| Objective |
Select from the data all lines with the word "измеряемых".

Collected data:
──────────────────────────────
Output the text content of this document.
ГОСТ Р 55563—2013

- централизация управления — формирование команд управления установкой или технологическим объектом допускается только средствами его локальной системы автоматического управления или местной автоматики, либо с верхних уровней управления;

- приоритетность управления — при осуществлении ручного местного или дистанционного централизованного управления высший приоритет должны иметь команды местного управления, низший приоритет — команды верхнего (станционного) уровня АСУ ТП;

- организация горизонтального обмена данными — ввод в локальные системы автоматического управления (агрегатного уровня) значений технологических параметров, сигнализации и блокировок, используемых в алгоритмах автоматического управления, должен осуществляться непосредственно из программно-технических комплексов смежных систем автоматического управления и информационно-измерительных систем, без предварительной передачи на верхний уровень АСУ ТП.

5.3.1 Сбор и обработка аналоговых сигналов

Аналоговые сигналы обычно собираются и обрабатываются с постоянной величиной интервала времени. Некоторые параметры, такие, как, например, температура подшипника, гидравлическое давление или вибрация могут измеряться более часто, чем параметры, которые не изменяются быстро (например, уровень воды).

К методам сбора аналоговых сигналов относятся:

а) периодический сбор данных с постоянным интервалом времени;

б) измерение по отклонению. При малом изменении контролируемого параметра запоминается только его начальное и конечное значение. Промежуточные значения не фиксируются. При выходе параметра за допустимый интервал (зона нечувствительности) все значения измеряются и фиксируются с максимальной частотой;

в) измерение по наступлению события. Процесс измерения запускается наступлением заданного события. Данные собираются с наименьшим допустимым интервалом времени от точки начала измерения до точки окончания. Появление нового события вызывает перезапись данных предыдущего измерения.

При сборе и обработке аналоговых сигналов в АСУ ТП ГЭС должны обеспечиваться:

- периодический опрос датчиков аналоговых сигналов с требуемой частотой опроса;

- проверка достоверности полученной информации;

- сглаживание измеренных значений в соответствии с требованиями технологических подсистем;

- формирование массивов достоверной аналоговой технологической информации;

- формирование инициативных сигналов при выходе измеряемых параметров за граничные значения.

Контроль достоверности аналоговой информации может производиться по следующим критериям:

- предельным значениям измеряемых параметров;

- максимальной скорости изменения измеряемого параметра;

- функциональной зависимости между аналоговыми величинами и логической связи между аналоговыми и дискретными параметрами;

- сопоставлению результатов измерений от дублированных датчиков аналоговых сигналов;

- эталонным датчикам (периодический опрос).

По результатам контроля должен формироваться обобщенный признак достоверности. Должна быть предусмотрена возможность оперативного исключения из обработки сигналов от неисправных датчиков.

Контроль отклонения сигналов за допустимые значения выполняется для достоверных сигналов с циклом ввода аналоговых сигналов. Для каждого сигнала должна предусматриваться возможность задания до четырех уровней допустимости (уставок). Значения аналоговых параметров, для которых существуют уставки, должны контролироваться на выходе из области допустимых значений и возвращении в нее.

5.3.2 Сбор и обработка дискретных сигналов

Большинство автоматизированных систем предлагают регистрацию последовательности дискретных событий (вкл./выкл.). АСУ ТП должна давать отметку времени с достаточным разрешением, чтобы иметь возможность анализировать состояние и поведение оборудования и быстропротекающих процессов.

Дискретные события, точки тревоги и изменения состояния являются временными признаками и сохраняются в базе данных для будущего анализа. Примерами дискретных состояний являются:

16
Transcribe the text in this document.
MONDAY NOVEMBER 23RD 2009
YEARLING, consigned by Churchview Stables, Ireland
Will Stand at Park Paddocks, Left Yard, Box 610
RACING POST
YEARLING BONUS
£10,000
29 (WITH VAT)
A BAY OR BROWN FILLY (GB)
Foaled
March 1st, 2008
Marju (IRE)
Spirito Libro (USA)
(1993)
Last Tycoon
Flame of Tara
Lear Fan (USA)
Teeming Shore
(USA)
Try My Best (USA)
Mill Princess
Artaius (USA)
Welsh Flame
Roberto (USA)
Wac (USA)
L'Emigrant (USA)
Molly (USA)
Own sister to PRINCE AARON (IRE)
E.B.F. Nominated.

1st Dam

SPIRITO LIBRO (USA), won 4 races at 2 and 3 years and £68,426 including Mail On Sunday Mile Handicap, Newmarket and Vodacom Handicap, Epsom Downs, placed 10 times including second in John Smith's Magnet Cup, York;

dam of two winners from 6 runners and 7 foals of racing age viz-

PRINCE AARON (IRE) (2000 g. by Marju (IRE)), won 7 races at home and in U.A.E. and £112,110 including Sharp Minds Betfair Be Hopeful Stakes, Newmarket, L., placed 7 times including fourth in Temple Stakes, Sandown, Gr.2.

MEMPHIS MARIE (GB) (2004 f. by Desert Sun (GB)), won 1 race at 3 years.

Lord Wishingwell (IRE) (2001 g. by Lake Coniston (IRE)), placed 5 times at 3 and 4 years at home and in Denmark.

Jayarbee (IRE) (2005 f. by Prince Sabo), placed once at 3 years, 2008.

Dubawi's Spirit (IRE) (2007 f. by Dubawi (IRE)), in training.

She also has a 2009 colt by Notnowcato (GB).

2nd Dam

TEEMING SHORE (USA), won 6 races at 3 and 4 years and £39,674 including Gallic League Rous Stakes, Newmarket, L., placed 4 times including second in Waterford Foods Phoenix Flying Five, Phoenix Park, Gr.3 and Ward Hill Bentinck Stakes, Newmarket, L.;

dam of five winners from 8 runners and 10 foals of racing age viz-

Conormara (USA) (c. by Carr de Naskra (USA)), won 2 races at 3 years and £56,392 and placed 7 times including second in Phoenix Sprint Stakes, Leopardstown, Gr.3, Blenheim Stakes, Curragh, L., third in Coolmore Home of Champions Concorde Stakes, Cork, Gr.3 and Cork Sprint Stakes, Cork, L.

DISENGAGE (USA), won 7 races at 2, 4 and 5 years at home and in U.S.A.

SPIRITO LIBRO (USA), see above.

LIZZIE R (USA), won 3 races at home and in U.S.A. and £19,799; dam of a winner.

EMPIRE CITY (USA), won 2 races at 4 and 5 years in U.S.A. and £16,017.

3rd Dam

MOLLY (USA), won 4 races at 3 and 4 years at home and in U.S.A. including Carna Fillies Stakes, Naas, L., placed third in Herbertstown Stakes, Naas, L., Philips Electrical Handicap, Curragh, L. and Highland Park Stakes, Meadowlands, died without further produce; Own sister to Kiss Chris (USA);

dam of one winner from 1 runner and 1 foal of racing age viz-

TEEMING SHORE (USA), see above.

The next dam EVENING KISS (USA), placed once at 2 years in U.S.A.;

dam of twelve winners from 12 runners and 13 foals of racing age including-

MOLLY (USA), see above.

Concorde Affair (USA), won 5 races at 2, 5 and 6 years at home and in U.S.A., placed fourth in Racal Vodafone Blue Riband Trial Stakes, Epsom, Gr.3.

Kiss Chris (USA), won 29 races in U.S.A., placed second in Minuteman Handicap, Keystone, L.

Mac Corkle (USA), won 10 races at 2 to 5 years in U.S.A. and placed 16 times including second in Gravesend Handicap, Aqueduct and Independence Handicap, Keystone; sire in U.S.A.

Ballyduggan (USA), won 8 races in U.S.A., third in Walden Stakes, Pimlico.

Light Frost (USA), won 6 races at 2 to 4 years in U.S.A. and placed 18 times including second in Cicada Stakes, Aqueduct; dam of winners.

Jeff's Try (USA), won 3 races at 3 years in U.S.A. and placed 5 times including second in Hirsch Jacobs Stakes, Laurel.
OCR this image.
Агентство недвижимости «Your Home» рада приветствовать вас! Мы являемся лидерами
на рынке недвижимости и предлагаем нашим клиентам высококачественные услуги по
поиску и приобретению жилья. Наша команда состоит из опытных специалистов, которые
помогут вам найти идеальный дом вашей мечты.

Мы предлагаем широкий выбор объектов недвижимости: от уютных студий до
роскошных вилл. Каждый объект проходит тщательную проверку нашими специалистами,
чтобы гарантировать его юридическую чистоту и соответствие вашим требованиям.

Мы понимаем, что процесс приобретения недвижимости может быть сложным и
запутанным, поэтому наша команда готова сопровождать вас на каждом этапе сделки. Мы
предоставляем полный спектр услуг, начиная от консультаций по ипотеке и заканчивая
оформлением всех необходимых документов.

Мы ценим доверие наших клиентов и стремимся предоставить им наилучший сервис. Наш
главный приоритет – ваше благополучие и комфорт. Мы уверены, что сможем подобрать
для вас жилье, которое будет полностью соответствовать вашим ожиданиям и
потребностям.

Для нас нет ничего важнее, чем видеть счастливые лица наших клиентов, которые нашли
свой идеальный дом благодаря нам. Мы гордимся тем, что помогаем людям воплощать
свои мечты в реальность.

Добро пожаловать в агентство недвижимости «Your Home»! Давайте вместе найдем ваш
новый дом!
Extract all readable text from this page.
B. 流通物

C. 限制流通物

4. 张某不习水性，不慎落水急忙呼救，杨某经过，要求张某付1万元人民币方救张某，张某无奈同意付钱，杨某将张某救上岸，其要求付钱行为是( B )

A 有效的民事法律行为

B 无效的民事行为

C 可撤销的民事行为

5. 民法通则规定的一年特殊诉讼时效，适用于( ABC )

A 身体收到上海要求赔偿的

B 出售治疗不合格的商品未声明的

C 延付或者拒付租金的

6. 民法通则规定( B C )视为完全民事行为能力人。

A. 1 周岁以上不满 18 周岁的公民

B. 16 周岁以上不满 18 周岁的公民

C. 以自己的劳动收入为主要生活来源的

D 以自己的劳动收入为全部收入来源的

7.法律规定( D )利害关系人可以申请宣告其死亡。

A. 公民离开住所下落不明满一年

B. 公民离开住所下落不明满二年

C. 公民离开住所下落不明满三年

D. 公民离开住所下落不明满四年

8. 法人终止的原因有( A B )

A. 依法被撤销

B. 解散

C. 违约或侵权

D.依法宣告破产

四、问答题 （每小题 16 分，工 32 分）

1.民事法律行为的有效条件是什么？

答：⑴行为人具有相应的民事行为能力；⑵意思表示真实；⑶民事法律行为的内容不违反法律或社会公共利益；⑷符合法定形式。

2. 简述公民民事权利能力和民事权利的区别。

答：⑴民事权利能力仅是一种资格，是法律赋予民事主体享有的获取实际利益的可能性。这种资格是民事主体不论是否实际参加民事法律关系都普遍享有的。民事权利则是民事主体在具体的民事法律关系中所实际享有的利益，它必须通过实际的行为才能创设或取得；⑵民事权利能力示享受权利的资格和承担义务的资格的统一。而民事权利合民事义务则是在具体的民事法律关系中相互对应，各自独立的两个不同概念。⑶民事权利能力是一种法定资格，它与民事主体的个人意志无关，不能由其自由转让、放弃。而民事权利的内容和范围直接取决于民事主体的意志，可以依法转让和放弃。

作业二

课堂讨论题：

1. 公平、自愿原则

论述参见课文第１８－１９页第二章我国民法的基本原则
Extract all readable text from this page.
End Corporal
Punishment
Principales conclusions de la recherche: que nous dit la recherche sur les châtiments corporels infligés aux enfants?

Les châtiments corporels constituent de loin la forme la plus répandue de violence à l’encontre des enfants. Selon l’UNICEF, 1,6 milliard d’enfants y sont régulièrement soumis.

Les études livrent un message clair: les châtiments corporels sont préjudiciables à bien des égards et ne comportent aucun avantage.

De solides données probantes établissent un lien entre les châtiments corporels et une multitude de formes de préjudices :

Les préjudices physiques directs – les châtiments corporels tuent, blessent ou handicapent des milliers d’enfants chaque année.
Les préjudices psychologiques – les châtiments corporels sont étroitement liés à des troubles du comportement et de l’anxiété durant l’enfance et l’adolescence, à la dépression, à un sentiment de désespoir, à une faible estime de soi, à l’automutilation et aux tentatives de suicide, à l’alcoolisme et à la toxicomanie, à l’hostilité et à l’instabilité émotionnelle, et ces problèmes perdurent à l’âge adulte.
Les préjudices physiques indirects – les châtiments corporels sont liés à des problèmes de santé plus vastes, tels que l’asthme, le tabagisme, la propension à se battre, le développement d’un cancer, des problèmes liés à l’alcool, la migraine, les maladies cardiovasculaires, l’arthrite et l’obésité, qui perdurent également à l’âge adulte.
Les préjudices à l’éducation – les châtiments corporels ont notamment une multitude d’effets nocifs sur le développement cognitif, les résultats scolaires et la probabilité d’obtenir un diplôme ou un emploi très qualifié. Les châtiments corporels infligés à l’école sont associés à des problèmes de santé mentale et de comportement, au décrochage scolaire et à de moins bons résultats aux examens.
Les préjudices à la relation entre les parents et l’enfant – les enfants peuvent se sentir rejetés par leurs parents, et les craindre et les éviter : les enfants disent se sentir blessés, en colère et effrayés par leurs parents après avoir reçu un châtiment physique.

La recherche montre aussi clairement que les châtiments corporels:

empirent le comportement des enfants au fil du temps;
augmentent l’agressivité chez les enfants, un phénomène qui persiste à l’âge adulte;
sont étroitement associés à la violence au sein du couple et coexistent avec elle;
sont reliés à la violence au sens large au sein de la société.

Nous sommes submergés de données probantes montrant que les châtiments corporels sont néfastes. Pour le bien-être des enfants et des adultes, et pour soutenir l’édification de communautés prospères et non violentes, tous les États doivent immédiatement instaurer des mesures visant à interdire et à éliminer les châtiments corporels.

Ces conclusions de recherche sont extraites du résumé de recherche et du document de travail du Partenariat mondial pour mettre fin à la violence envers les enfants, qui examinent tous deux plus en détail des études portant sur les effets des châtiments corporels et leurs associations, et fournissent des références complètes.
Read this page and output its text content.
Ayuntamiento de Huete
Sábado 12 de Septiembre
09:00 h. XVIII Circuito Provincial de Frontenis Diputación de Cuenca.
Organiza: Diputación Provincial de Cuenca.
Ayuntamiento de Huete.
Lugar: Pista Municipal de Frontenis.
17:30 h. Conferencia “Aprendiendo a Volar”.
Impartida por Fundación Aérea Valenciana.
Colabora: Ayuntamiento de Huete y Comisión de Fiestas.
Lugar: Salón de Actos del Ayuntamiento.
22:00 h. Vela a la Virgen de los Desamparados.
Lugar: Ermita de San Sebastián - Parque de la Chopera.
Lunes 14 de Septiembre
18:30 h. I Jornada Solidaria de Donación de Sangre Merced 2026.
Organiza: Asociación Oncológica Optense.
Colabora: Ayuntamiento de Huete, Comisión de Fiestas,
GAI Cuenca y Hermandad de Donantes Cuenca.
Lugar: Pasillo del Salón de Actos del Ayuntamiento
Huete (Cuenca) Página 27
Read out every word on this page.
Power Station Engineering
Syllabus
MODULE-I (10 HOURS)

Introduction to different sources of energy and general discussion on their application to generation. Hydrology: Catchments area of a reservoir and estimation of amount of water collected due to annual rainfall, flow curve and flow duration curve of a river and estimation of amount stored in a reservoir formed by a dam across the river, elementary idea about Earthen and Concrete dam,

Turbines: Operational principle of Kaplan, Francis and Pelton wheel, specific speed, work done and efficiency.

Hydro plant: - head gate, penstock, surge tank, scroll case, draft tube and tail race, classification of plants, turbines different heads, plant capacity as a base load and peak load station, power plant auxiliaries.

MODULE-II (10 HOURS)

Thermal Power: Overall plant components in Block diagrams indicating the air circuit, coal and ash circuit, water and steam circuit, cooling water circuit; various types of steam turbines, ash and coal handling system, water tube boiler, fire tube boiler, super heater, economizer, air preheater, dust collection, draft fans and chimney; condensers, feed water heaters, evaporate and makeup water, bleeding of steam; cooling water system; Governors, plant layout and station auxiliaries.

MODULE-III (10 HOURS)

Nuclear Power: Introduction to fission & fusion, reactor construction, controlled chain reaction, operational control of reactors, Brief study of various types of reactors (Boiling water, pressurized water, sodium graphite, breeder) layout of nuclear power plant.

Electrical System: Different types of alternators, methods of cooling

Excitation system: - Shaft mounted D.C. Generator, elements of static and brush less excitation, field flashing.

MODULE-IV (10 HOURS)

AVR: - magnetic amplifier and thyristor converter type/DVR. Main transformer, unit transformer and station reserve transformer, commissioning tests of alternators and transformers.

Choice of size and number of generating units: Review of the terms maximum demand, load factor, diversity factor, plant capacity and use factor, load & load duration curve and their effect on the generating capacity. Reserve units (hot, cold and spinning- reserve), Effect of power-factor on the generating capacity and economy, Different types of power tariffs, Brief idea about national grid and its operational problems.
──────────────────────────────
| Task solution |
- формирование инициативных сигналов при выходе измеряемых параметров за граничные значения.
- предельным значениям измеряемых параметров;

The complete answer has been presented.